• [AIM] Copy out every line that contains the word "home".

--- START OF PROVIDED RECORDS ---

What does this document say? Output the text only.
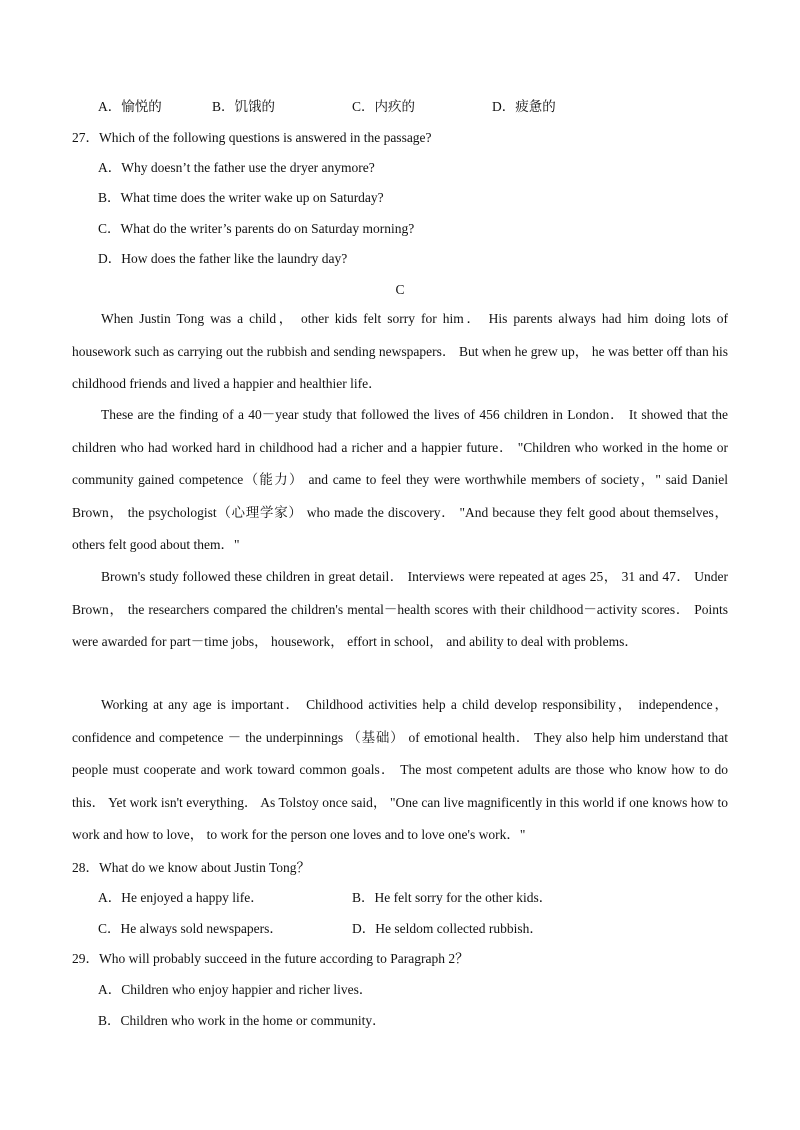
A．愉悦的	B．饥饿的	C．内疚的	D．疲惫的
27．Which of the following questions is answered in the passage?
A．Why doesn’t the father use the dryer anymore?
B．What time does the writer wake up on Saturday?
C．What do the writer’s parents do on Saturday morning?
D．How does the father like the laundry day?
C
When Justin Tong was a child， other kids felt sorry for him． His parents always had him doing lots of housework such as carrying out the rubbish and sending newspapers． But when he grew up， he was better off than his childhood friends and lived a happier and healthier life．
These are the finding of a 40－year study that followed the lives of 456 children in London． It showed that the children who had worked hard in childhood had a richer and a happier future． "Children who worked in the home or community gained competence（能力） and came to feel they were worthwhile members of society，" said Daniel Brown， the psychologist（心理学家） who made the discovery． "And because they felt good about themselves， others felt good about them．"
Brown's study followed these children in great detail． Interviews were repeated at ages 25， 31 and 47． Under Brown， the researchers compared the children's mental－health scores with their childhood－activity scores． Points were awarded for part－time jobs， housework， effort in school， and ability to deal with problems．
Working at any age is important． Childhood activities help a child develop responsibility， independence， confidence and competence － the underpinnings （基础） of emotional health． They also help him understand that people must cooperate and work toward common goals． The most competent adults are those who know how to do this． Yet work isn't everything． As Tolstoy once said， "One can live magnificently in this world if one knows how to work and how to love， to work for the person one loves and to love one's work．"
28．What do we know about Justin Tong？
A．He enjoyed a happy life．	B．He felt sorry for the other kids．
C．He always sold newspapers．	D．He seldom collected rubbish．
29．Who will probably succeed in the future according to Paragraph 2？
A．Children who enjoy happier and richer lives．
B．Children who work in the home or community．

--- END OF PROVIDED RECORDS ---

• [WRITTEN ANSWER]
These are the finding of a 40－year study that followed the lives of 456 children in London． It showed that the children who had worked hard in childhood had a richer and a happier future． "Children who worked in the home or community gained competence（能力） and came to feel they were worthwhile members of society，" said Daniel Brown， the psychologist（心理学家） who made the discovery． "And because they felt good about themselves， others felt good about them．"
B．Children who work in the home or community．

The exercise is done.